Reproduce verbatim every line from the one that includes "Transcribe this image's" to the closing line of the entries; omit everything before it.

^^^^

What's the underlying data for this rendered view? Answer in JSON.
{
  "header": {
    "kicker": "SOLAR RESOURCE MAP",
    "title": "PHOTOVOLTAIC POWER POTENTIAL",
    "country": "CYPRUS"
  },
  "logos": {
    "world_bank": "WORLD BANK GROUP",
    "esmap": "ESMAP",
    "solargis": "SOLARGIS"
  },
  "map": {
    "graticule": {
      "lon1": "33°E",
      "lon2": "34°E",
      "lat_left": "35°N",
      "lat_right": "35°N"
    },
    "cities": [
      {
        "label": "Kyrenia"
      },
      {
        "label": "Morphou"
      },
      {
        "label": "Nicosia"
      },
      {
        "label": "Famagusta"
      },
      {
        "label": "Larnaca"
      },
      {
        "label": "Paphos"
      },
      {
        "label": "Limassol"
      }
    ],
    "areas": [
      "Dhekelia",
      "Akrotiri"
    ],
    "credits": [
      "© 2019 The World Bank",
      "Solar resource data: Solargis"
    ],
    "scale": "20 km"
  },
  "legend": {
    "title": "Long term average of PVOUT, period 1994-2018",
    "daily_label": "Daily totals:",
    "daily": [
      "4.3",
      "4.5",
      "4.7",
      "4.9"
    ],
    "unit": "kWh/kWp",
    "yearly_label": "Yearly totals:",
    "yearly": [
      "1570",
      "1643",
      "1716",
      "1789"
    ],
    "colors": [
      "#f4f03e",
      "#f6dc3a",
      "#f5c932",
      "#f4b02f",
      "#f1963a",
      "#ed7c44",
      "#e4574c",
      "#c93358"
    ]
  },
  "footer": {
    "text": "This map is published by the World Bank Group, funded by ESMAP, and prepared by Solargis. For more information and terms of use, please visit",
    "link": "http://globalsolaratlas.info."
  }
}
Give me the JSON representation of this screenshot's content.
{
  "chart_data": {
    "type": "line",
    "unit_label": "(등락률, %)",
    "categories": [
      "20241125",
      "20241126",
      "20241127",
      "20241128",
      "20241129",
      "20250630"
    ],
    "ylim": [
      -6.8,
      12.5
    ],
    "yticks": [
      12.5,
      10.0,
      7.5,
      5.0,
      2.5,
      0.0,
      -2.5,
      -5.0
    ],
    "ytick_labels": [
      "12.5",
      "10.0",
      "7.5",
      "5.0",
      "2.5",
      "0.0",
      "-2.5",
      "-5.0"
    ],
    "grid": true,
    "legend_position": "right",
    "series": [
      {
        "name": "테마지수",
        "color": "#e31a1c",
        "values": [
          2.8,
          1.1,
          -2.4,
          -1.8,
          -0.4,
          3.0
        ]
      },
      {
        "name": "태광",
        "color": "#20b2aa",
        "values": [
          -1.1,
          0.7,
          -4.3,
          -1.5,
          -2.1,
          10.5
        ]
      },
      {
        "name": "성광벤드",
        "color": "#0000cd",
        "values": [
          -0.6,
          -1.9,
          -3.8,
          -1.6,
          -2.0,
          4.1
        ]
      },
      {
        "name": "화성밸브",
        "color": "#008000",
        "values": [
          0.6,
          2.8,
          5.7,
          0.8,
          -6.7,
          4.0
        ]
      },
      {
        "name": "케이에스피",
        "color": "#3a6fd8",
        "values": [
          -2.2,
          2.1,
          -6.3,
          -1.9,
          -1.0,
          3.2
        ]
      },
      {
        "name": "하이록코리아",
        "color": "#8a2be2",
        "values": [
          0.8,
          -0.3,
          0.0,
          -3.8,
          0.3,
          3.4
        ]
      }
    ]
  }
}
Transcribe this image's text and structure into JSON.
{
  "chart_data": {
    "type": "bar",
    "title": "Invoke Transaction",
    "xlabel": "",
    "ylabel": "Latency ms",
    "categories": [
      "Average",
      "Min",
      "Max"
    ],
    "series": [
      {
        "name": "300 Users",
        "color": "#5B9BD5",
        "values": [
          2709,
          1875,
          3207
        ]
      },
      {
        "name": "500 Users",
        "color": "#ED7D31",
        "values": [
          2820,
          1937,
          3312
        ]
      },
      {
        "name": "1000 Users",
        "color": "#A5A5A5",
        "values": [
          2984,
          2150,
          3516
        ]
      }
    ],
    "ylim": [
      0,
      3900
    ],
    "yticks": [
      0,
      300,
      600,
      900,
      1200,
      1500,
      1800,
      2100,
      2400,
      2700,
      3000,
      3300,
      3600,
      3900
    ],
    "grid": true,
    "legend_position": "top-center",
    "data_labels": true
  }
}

^^^^

Result of the task
Transcribe this image's text and structure into JSON.
{
  "chart_data": {
    "type": "bar",
    "title": "Invoke Transaction",
    "xlabel": "",
    "ylabel": "Latency ms",
    "categories": [
      "Average",
      "Min",
      "Max"
    ],
    "series": [
      {
        "name": "300 Users",
        "color": "#5B9BD5",
        "values": [
          2709,
          1875,
          3207
        ]
      },
      {
        "name": "500 Users",
        "color": "#ED7D31",
        "values": [
          2820,
          1937,
          3312
        ]
      },
      {
        "name": "1000 Users",
        "color": "#A5A5A5",
        "values": [
          2984,
          2150,
          3516
        ]
      }
    ],
    "ylim": [
      0,
      3900
    ],
    "yticks": [
      0,
      300,
      600,
      900,
      1200,
      1500,
      1800,
      2100,
      2400,
      2700,
      3000,
      3300,
      3600,
      3900
    ],
    "grid": true,
    "legend_position": "top-center",
    "data_labels": true
  }
}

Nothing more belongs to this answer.